▶ _What you will do_:
Look for the word "Pike" in each line and report the count of matching lines, with nothing added.

(Source records)
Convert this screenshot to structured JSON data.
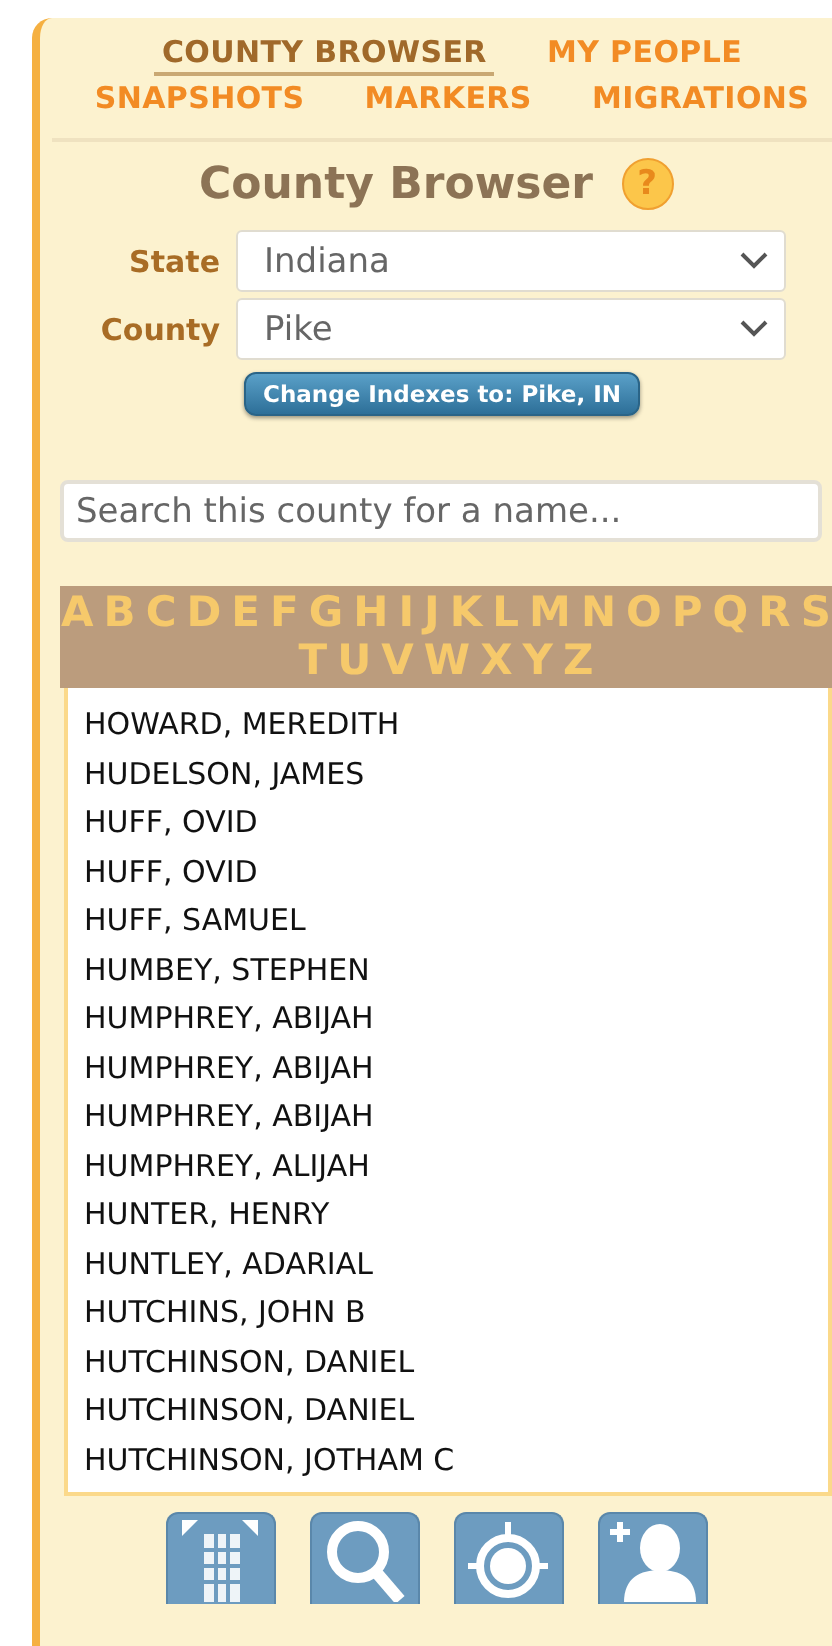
{
  "nav": [
    {
      "label": "COUNTY BROWSER",
      "selected": true
    },
    {
      "label": "MY PEOPLE",
      "selected": false
    },
    {
      "label": "SNAPSHOTS",
      "selected": false
    },
    {
      "label": "MARKERS",
      "selected": false
    },
    {
      "label": "MIGRATIONS",
      "selected": false
    }
  ],
  "title": "County Browser",
  "help": "?",
  "fields": [
    {
      "label": "State",
      "value": "Indiana"
    },
    {
      "label": "County",
      "value": "Pike"
    }
  ],
  "change_button": "Change Indexes to: Pike, IN",
  "search": {
    "placeholder": "Search this county for a name..."
  },
  "letters": [
    "A",
    "B",
    "C",
    "D",
    "E",
    "F",
    "G",
    "H",
    "I",
    "J",
    "K",
    "L",
    "M",
    "N",
    "O",
    "P",
    "Q",
    "R",
    "S",
    "T",
    "U",
    "V",
    "W",
    "X",
    "Y",
    "Z"
  ],
  "names": [
    "HOWARD, MEREDITH",
    "HUDELSON, JAMES",
    "HUFF, OVID",
    "HUFF, OVID",
    "HUFF, SAMUEL",
    "HUMBEY, STEPHEN",
    "HUMPHREY, ABIJAH",
    "HUMPHREY, ABIJAH",
    "HUMPHREY, ABIJAH",
    "HUMPHREY, ALIJAH",
    "HUNTER, HENRY",
    "HUNTLEY, ADARIAL",
    "HUTCHINS, JOHN B",
    "HUTCHINSON, DANIEL",
    "HUTCHINSON, DANIEL",
    "HUTCHINSON, JOTHAM C"
  ],
  "tools": [
    {
      "kind": "map"
    },
    {
      "kind": "search"
    },
    {
      "kind": "target"
    },
    {
      "kind": "person"
    }
  ]
}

▶ _Reply_:
2